**Stated problem**
Retype the whole listing verbatim and keep the pictures out of it.

**Records supplied**

————

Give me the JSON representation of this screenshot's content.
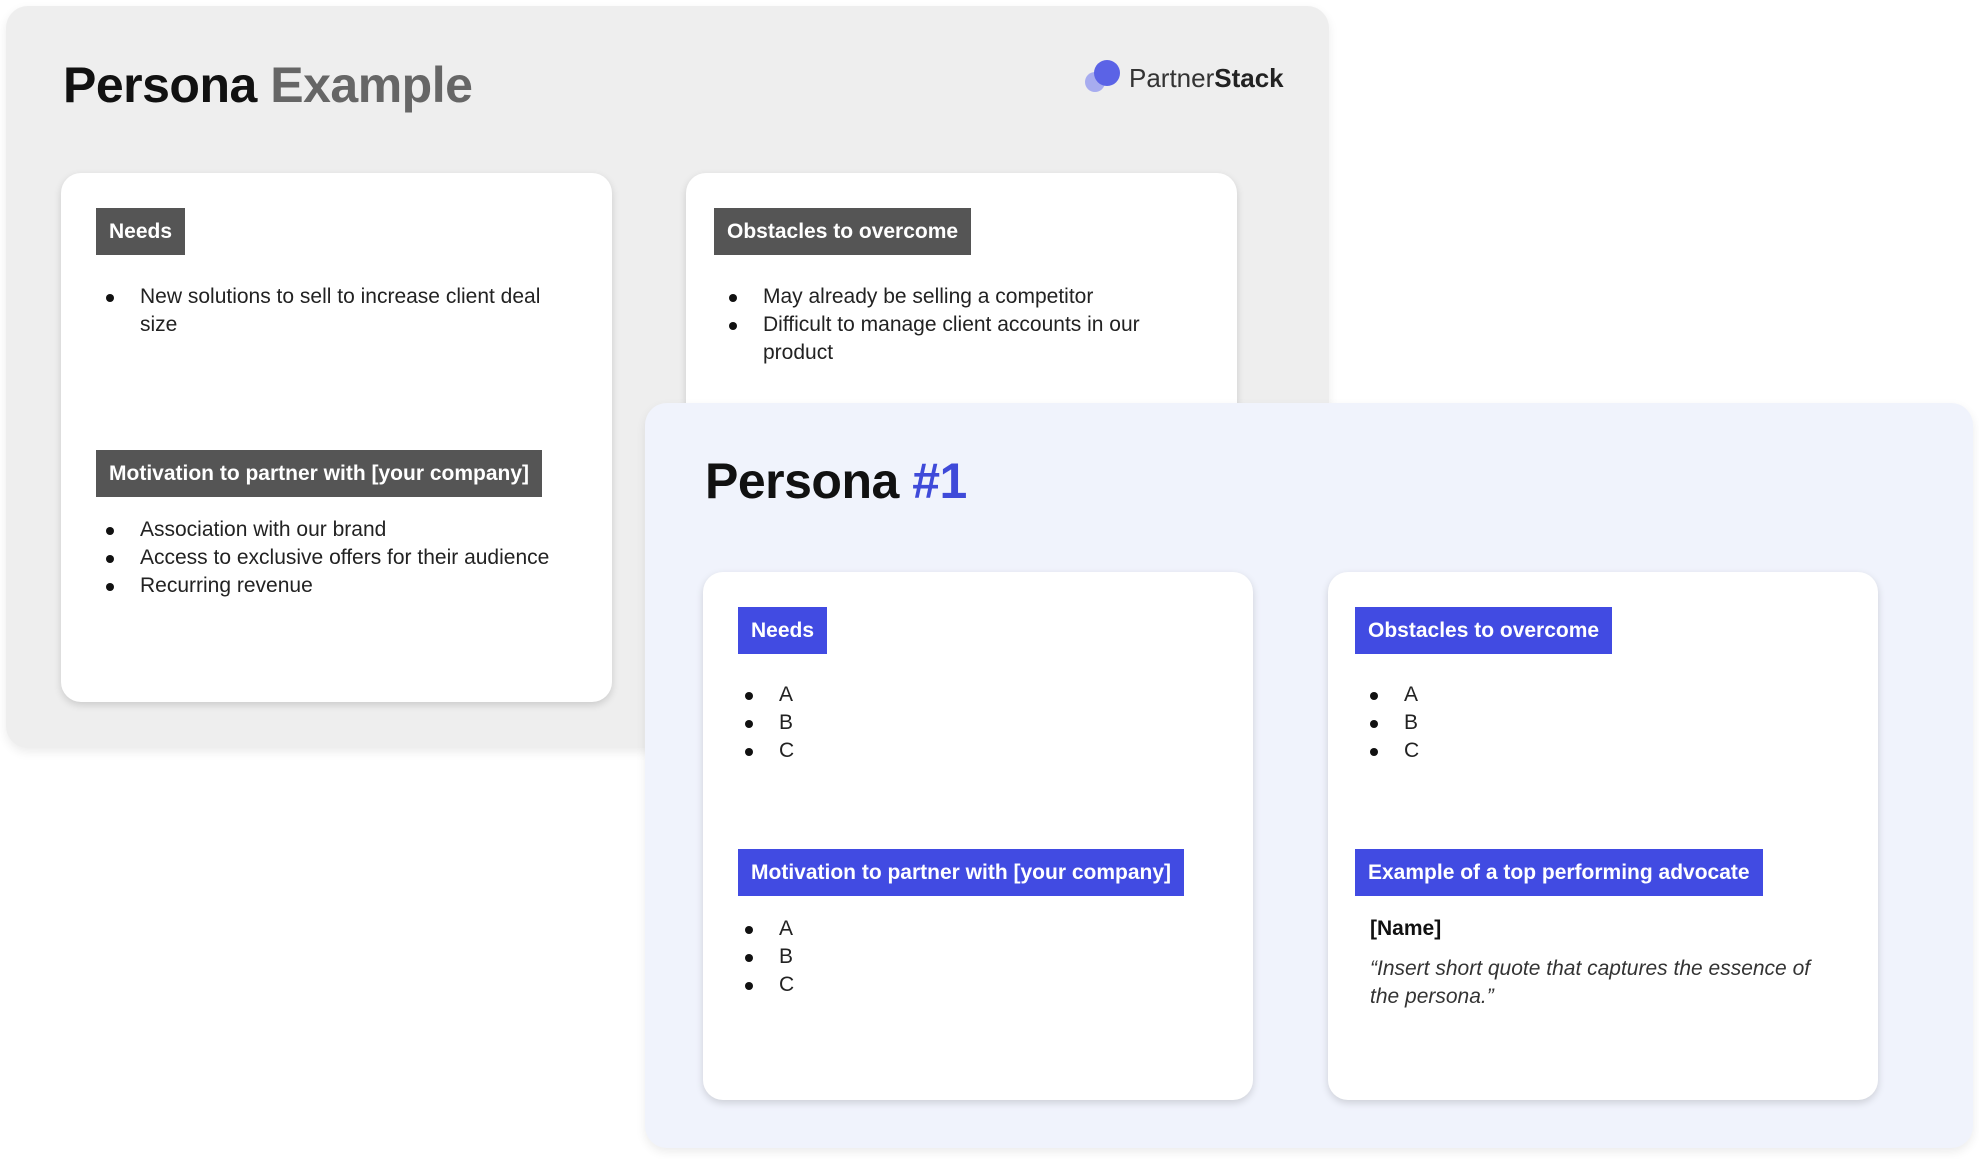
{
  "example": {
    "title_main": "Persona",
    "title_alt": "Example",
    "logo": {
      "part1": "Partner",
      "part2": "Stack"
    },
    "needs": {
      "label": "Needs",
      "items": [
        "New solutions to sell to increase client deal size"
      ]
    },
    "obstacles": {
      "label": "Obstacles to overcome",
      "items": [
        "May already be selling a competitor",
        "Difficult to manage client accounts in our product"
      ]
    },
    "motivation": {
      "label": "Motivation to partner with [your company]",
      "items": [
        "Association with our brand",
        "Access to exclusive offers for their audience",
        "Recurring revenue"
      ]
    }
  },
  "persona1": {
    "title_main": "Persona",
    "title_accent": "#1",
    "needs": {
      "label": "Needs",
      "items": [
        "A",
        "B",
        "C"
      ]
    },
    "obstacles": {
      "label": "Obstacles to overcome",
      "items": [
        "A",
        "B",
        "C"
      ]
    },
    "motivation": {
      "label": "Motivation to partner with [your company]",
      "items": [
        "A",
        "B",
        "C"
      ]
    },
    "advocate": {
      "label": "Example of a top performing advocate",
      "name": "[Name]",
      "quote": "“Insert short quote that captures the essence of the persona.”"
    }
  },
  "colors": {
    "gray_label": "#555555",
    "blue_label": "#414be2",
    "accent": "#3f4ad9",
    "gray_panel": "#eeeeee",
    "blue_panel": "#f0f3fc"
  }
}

————

**Exercise response**
Give me the JSON representation of this screenshot's content.
{
  "example": {
    "title_main": "Persona",
    "title_alt": "Example",
    "logo": {
      "part1": "Partner",
      "part2": "Stack"
    },
    "needs": {
      "label": "Needs",
      "items": [
        "New solutions to sell to increase client deal size"
      ]
    },
    "obstacles": {
      "label": "Obstacles to overcome",
      "items": [
        "May already be selling a competitor",
        "Difficult to manage client accounts in our product"
      ]
    },
    "motivation": {
      "label": "Motivation to partner with [your company]",
      "items": [
        "Association with our brand",
        "Access to exclusive offers for their audience",
        "Recurring revenue"
      ]
    }
  },
  "persona1": {
    "title_main": "Persona",
    "title_accent": "#1",
    "needs": {
      "label": "Needs",
      "items": [
        "A",
        "B",
        "C"
      ]
    },
    "obstacles": {
      "label": "Obstacles to overcome",
      "items": [
        "A",
        "B",
        "C"
      ]
    },
    "motivation": {
      "label": "Motivation to partner with [your company]",
      "items": [
        "A",
        "B",
        "C"
      ]
    },
    "advocate": {
      "label": "Example of a top performing advocate",
      "name": "[Name]",
      "quote": "“Insert short quote that captures the essence of the persona.”"
    }
  },
  "colors": {
    "gray_label": "#555555",
    "blue_label": "#414be2",
    "accent": "#3f4ad9",
    "gray_panel": "#eeeeee",
    "blue_panel": "#f0f3fc"
  }
}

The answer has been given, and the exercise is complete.